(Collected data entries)
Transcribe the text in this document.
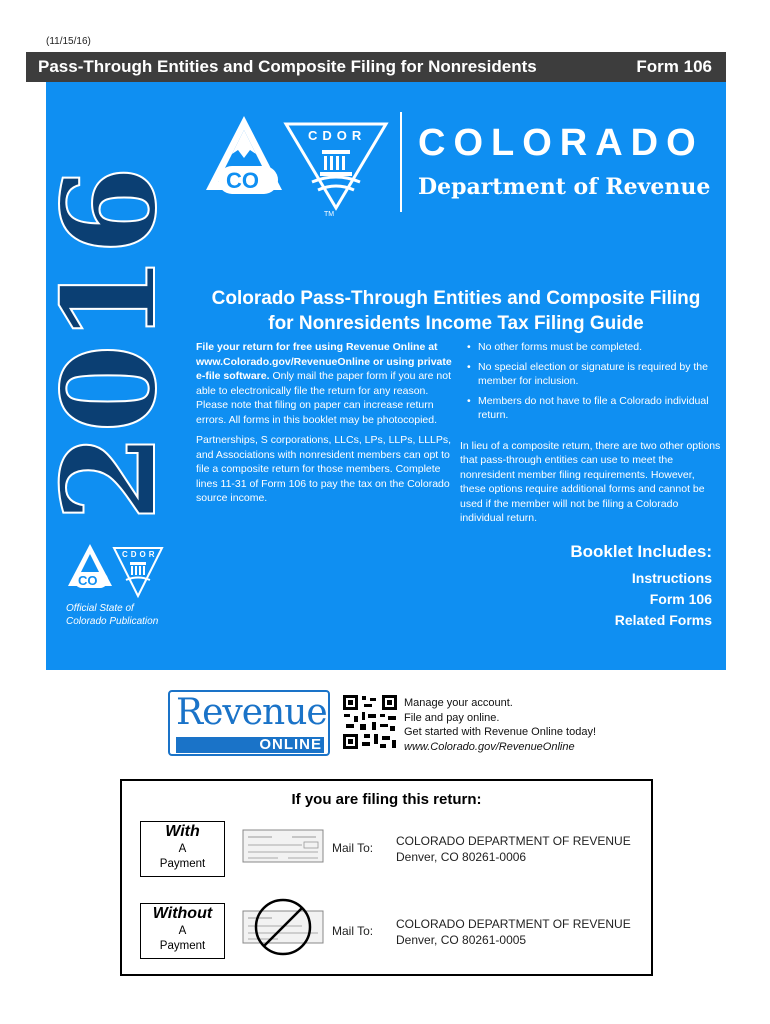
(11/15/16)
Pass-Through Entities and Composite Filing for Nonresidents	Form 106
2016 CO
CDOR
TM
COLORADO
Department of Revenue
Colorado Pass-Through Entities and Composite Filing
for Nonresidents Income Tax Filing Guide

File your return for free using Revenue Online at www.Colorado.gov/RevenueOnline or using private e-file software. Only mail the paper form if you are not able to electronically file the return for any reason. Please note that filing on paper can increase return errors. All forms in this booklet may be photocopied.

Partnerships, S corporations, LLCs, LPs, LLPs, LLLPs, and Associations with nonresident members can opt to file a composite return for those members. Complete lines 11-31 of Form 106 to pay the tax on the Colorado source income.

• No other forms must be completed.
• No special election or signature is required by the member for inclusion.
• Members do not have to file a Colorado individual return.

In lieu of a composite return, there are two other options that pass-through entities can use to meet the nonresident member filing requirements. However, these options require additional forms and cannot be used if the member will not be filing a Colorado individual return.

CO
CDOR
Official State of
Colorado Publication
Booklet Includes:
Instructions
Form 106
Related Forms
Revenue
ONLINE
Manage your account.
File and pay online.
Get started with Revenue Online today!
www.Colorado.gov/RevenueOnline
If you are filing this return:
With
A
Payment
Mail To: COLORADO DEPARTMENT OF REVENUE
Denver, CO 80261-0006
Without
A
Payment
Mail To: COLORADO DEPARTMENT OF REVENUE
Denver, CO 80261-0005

■ Exercise requirements ■
Write the entries above out in full, exactly, with no images.

■ Response to this task ■
Transcribe the text in this document.
(11/15/16)
Pass-Through Entities and Composite Filing for Nonresidents	Form 106
2016 CO
CDOR
TM
COLORADO
Department of Revenue
Colorado Pass-Through Entities and Composite Filing
for Nonresidents Income Tax Filing Guide

File your return for free using Revenue Online at www.Colorado.gov/RevenueOnline or using private e-file software. Only mail the paper form if you are not able to electronically file the return for any reason. Please note that filing on paper can increase return errors. All forms in this booklet may be photocopied.

Partnerships, S corporations, LLCs, LPs, LLPs, LLLPs, and Associations with nonresident members can opt to file a composite return for those members. Complete lines 11-31 of Form 106 to pay the tax on the Colorado source income.

• No other forms must be completed.
• No special election or signature is required by the member for inclusion.
• Members do not have to file a Colorado individual return.

In lieu of a composite return, there are two other options that pass-through entities can use to meet the nonresident member filing requirements. However, these options require additional forms and cannot be used if the member will not be filing a Colorado individual return.

CO
CDOR
Official State of
Colorado Publication
Booklet Includes:
Instructions
Form 106
Related Forms
Revenue
ONLINE
Manage your account.
File and pay online.
Get started with Revenue Online today!
www.Colorado.gov/RevenueOnline
If you are filing this return:
With
A
Payment
Mail To: COLORADO DEPARTMENT OF REVENUE
Denver, CO 80261-0006
Without
A
Payment
Mail To: COLORADO DEPARTMENT OF REVENUE
Denver, CO 80261-0005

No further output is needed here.